» **PROBLEM DETAILS**
What follows is a set of entries. Give them again exactly, without the pictures.

» **RECORDS**

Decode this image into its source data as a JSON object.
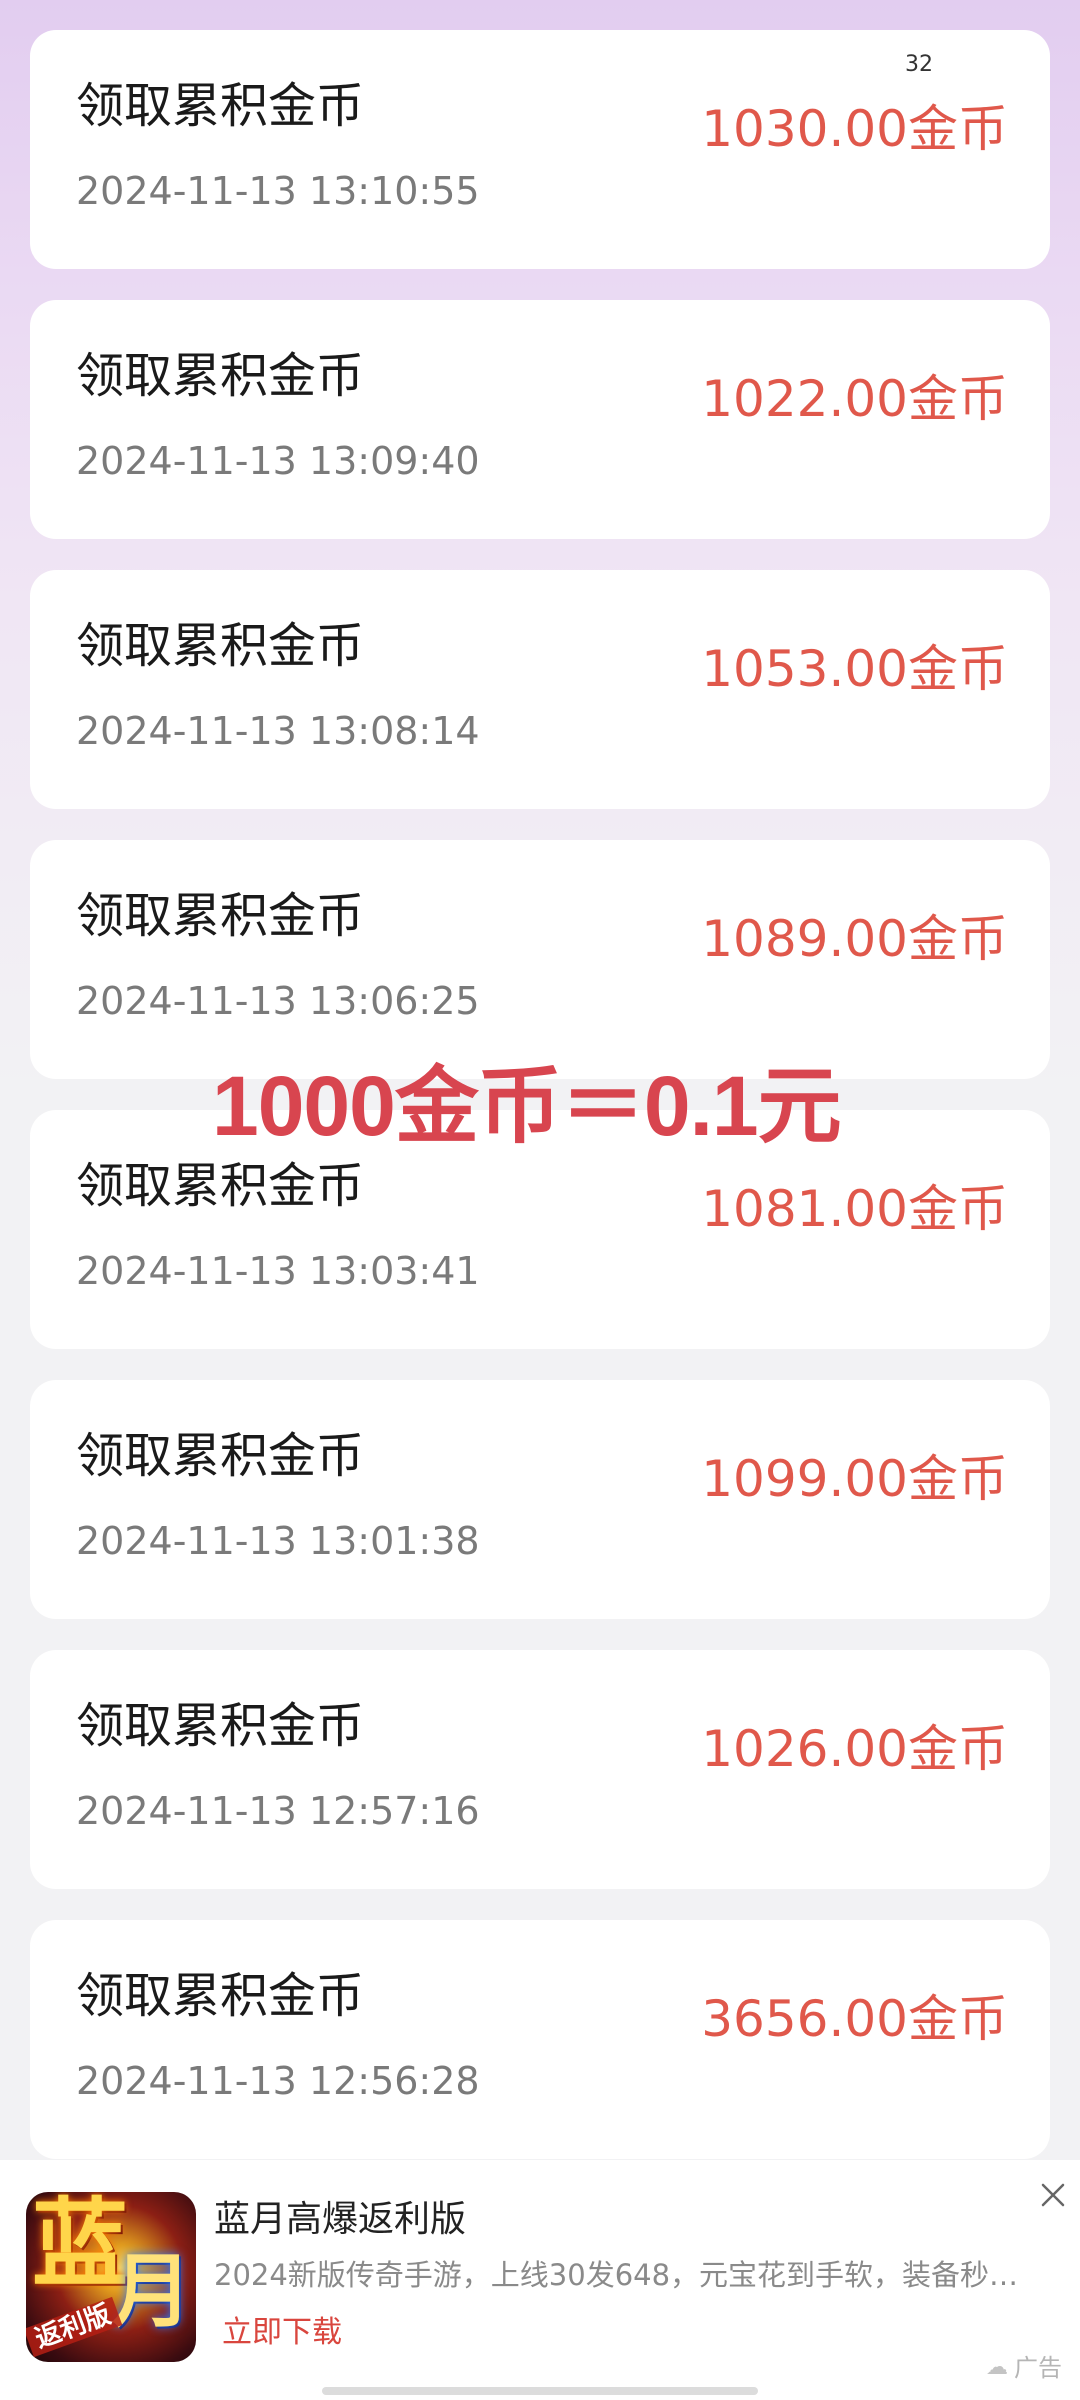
{
  "colors": {
    "amount": "#e0584b",
    "caption": "#d8454f",
    "download": "#d9463e"
  },
  "corner_number": "32",
  "records": [
    {
      "title": "领取累积金币",
      "time": "2024-11-13 13:10:55",
      "amount": "1030.00金币"
    },
    {
      "title": "领取累积金币",
      "time": "2024-11-13 13:09:40",
      "amount": "1022.00金币"
    },
    {
      "title": "领取累积金币",
      "time": "2024-11-13 13:08:14",
      "amount": "1053.00金币"
    },
    {
      "title": "领取累积金币",
      "time": "2024-11-13 13:06:25",
      "amount": "1089.00金币"
    },
    {
      "title": "领取累积金币",
      "time": "2024-11-13 13:03:41",
      "amount": "1081.00金币"
    },
    {
      "title": "领取累积金币",
      "time": "2024-11-13 13:01:38",
      "amount": "1099.00金币"
    },
    {
      "title": "领取累积金币",
      "time": "2024-11-13 12:57:16",
      "amount": "1026.00金币"
    },
    {
      "title": "领取累积金币",
      "time": "2024-11-13 12:56:28",
      "amount": "3656.00金币"
    }
  ],
  "overlay_caption": "1000金币＝0.1元",
  "ad": {
    "icon_glyph_1": "蓝",
    "icon_glyph_2": "月",
    "icon_tag": "返利版",
    "title": "蓝月高爆返利版",
    "description": "2024新版传奇手游，上线30发648，元宝花到手软，装备秒…",
    "download_label": "立即下载",
    "close_icon": "close-icon",
    "badge_label": "广告"
  }
}
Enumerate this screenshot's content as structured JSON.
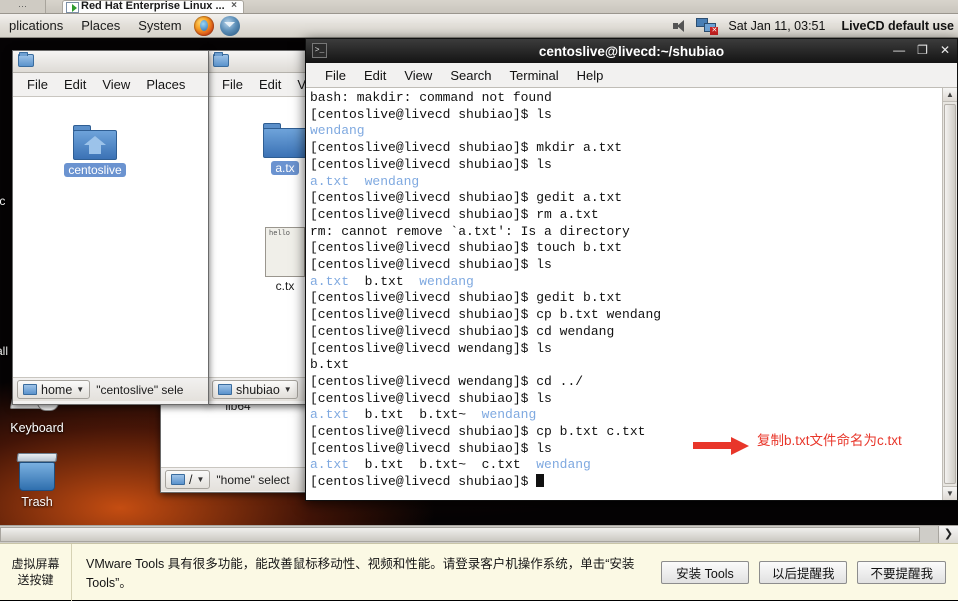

» **FULL ANSWER**
Decode this image into its source data as a JSON object.
{
  "colors": {
    "amount": "#e0584b",
    "caption": "#d8454f",
    "download": "#d9463e"
  },
  "corner_number": "32",
  "records": [
    {
      "title": "领取累积金币",
      "time": "2024-11-13 13:10:55",
      "amount": "1030.00金币"
    },
    {
      "title": "领取累积金币",
      "time": "2024-11-13 13:09:40",
      "amount": "1022.00金币"
    },
    {
      "title": "领取累积金币",
      "time": "2024-11-13 13:08:14",
      "amount": "1053.00金币"
    },
    {
      "title": "领取累积金币",
      "time": "2024-11-13 13:06:25",
      "amount": "1089.00金币"
    },
    {
      "title": "领取累积金币",
      "time": "2024-11-13 13:03:41",
      "amount": "1081.00金币"
    },
    {
      "title": "领取累积金币",
      "time": "2024-11-13 13:01:38",
      "amount": "1099.00金币"
    },
    {
      "title": "领取累积金币",
      "time": "2024-11-13 12:57:16",
      "amount": "1026.00金币"
    },
    {
      "title": "领取累积金币",
      "time": "2024-11-13 12:56:28",
      "amount": "3656.00金币"
    }
  ],
  "overlay_caption": "1000金币＝0.1元",
  "ad": {
    "icon_glyph_1": "蓝",
    "icon_glyph_2": "月",
    "icon_tag": "返利版",
    "title": "蓝月高爆返利版",
    "description": "2024新版传奇手游，上线30发648，元宝花到手软，装备秒…",
    "download_label": "立即下载",
    "close_icon": "close-icon",
    "badge_label": "广告"
  }
}
Enumerate this screenshot's content as structured JSON.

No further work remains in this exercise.